**Prompt:** Lines that contain the string "icon" are to be copied; leave out all others.

#####

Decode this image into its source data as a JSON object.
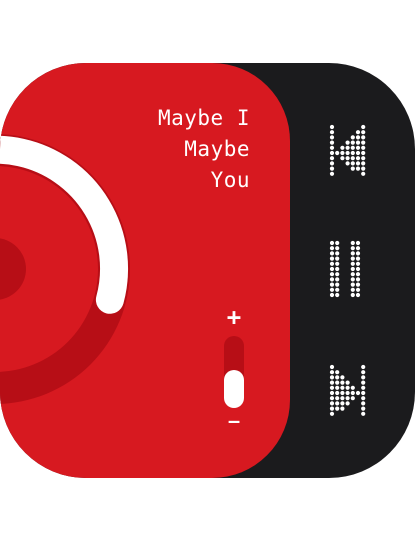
{
  "widget": {
    "song_title_lines": [
      "Maybe I",
      "Maybe",
      "You"
    ],
    "volume": {
      "plus_label": "+",
      "minus_label": "–",
      "level": 0.5
    },
    "progress": 0.33,
    "controls": [
      {
        "name": "previous",
        "icon": "previous-track-icon"
      },
      {
        "name": "pause",
        "icon": "pause-icon"
      },
      {
        "name": "next",
        "icon": "next-track-icon"
      }
    ]
  },
  "colors": {
    "accent_red": "#d71920",
    "dark_red": "#b70e16",
    "panel_dark": "#1b1b1d",
    "white": "#ffffff"
  }
}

#####

**Task output:**
        "icon": "previous-track-icon"
        "icon": "pause-icon"
        "icon": "next-track-icon"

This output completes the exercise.